▶ _Set problem_
Include the line containing "Type out the text in this image." and every line after it up to the end of the material below; reproduce them exactly and drop the pictures.

===== Data entries =====

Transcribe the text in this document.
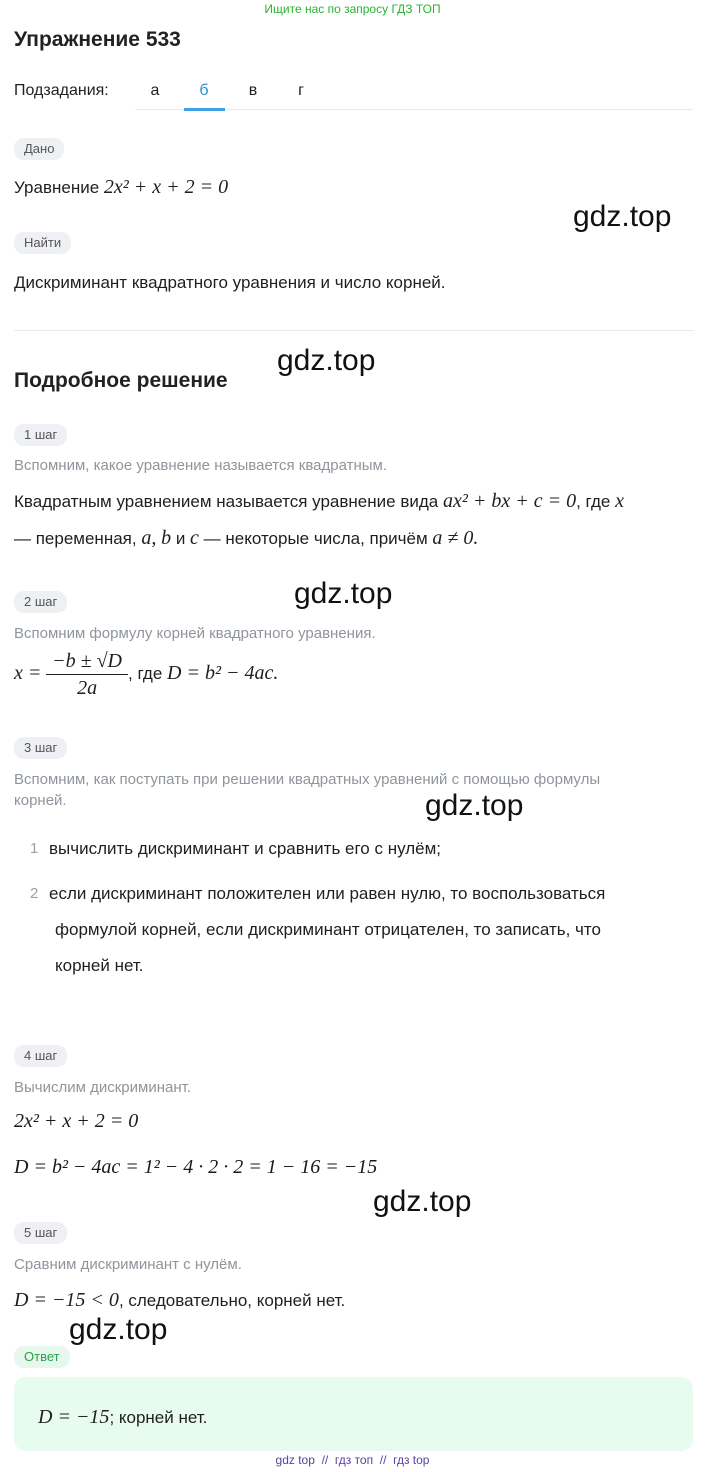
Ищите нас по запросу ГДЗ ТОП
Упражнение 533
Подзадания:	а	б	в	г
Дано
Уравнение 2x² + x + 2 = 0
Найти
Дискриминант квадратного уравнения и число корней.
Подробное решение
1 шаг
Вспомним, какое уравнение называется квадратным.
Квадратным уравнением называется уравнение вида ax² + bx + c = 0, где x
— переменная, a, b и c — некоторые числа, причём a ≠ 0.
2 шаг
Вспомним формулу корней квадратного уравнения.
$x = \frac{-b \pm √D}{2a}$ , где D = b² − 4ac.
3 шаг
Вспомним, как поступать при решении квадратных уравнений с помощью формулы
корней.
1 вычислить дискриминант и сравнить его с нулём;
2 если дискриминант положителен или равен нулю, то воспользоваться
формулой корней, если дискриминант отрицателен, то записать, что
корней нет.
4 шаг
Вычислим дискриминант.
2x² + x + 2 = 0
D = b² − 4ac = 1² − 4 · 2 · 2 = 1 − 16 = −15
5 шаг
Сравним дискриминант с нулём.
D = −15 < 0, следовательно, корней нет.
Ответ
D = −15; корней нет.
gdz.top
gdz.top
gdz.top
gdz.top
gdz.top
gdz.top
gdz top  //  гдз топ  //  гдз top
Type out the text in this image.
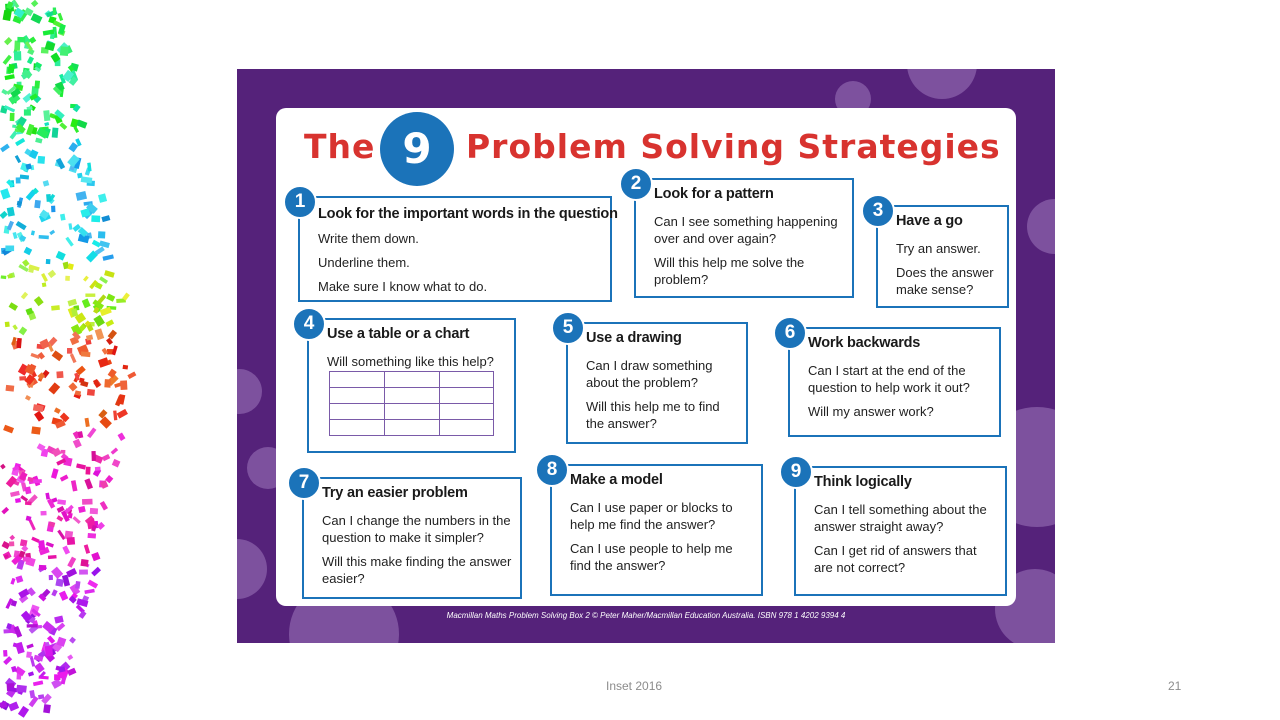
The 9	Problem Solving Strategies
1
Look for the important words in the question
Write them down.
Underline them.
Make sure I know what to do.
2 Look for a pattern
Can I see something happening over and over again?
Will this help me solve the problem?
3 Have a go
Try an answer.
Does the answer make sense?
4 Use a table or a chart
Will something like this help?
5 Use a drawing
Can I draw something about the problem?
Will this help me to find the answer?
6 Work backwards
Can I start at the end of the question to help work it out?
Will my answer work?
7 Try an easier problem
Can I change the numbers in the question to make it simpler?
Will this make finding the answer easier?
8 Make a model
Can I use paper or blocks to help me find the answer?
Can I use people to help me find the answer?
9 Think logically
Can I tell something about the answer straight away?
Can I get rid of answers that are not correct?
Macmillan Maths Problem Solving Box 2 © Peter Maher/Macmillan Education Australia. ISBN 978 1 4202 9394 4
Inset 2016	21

=====

▶ _Result below_
Type out the text in this image.
The 9	Problem Solving Strategies
1
Look for the important words in the question
Write them down.
Underline them.
Make sure I know what to do.
2 Look for a pattern
Can I see something happening over and over again?
Will this help me solve the problem?
3 Have a go
Try an answer.
Does the answer make sense?
4 Use a table or a chart
Will something like this help?
5 Use a drawing
Can I draw something about the problem?
Will this help me to find the answer?
6 Work backwards
Can I start at the end of the question to help work it out?
Will my answer work?
7 Try an easier problem
Can I change the numbers in the question to make it simpler?
Will this make finding the answer easier?
8 Make a model
Can I use paper or blocks to help me find the answer?
Can I use people to help me find the answer?
9 Think logically
Can I tell something about the answer straight away?
Can I get rid of answers that are not correct?
Macmillan Maths Problem Solving Box 2 © Peter Maher/Macmillan Education Australia. ISBN 978 1 4202 9394 4
Inset 2016	21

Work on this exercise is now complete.